Tareas requeridas -
(1) Reescribe el pasaje del texto citado que empieza con "La idea es utilizar" y continúa hasta "multiplicado como hongos.", cambiando "consumidor" por "cliente".
(2) Según el texto citado, ¿son ciertas estas afirmaciones? Responde sí o no a cada una y cita textualmente las palabras que lo deciden.
(a) La teoría se aplica a los partidos ideológicos.
(b) En la teoría, el votante hace el papel del consumidor.
(c) La teoría se esbozó hace unos diez años.

Texto citado -
--- --- ---
Hace casi 50 años, cuando estudiaba economía y me empezaron a interesar las estrategias electorales (en otros países, porque en México lo que había era un candidato único que recorría el país rumbo a su triunfo casi unánime), esbocé como divertimento lo que di en llamar la Teoría del Partido Político Oportunista. Pasadas las décadas, veo que era más bien una profecía.
La idea es utilizar la lógica y las herramientas de la
teoría económica convencional para aplicarlas a las elecciones. El votante hace
el papel del consumidor y el partido político hace el papel de la empresa que
quiere vender su producto. La teoría no aplica para los partidos ideológicos,
con programa, proyecto de nación y convicciones, sino para los partidos
“pragmáticos”, que lo único que buscan es maximizar su cuota de poder. En
aquella época había una clara división, pero en las últimas décadas hemos visto
que el primer tipo de partidos está en proceso de desaparición en la mayoría de
los países, y que los segundos se han multiplicado como hongos.
--- --- ---
Líneas de datos -
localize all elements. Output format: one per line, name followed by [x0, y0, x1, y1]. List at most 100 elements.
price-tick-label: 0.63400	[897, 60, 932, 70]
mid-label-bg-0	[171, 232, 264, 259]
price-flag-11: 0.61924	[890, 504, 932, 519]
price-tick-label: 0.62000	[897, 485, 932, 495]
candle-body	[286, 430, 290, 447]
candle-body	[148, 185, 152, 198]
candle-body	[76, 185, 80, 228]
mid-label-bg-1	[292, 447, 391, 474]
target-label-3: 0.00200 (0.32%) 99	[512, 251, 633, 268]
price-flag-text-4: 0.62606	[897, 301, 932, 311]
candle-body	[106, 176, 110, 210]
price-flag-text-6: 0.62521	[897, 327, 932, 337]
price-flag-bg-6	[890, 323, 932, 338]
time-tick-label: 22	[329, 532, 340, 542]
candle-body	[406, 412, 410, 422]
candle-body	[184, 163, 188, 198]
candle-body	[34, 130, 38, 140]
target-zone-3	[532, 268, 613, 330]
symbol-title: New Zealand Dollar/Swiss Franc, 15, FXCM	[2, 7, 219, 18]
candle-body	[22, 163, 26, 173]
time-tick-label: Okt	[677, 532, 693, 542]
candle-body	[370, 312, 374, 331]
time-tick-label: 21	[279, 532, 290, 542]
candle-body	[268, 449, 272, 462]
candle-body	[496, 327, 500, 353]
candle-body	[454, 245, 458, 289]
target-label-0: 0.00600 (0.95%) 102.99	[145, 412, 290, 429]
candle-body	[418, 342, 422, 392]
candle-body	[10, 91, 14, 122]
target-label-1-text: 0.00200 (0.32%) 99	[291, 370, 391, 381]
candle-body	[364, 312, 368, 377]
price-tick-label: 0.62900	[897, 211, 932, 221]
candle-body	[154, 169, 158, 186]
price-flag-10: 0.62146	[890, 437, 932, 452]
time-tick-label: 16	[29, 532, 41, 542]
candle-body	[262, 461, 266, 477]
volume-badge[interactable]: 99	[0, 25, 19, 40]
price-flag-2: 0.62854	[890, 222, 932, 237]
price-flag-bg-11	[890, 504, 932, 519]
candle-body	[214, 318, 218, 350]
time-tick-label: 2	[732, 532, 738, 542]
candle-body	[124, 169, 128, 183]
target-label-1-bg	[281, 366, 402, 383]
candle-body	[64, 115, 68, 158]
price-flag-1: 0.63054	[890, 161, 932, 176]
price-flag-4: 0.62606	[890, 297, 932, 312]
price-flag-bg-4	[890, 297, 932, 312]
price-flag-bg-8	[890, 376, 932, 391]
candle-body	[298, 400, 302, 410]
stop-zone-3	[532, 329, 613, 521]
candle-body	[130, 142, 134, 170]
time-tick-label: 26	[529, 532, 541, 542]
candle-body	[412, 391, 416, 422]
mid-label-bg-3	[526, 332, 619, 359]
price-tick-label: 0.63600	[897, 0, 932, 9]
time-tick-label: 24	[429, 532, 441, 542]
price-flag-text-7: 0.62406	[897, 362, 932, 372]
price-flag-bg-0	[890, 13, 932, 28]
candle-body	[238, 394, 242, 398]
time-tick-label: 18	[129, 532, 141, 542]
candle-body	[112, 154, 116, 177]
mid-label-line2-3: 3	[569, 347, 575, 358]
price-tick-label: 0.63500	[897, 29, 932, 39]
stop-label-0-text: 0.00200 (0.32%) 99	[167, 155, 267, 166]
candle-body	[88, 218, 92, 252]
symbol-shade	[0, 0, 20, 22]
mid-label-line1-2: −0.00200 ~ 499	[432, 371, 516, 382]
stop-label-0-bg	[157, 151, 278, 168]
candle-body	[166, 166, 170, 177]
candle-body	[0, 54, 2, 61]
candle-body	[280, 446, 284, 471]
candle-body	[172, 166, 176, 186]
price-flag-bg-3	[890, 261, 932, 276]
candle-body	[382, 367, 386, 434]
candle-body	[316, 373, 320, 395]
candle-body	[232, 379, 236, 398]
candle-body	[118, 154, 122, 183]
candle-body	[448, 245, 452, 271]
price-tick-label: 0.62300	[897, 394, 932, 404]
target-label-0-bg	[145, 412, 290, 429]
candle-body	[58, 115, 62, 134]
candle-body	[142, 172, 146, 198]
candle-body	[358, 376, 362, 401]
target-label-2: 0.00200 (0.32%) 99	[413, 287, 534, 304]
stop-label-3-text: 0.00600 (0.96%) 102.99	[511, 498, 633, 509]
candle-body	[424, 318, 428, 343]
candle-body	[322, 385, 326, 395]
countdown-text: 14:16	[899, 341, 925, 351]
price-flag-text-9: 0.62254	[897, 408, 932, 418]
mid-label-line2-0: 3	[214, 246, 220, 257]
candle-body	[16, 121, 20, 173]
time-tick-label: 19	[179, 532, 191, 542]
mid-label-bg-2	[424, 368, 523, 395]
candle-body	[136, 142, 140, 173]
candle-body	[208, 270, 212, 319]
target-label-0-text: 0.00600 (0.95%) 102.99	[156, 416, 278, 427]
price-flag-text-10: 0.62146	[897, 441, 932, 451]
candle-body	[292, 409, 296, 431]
--- --- ---
Resultados -
(1)
La idea es utilizar la lógica y las herramientas de la
teoría económica convencional para aplicarlas a las elecciones. El votante hace
el papel del cliente y el partido político hace el papel de la empresa que
quiere vender su producto. La teoría no aplica para los partidos ideológicos,
con programa, proyecto de nación y convicciones, sino para los partidos
“pragmáticos”, que lo único que buscan es maximizar su cuota de poder. En
aquella época había una clara división, pero en las últimas décadas hemos visto
que el primer tipo de partidos está en proceso de desaparición en la mayoría de
los países, y que los segundos se han multiplicado como hongos.

(2)
(a) No: "La teoría no aplica para los partidos ideológicos".
(b) Sí: "El votante hace el papel del consumidor".
(c) No: "Hace casi 50 años".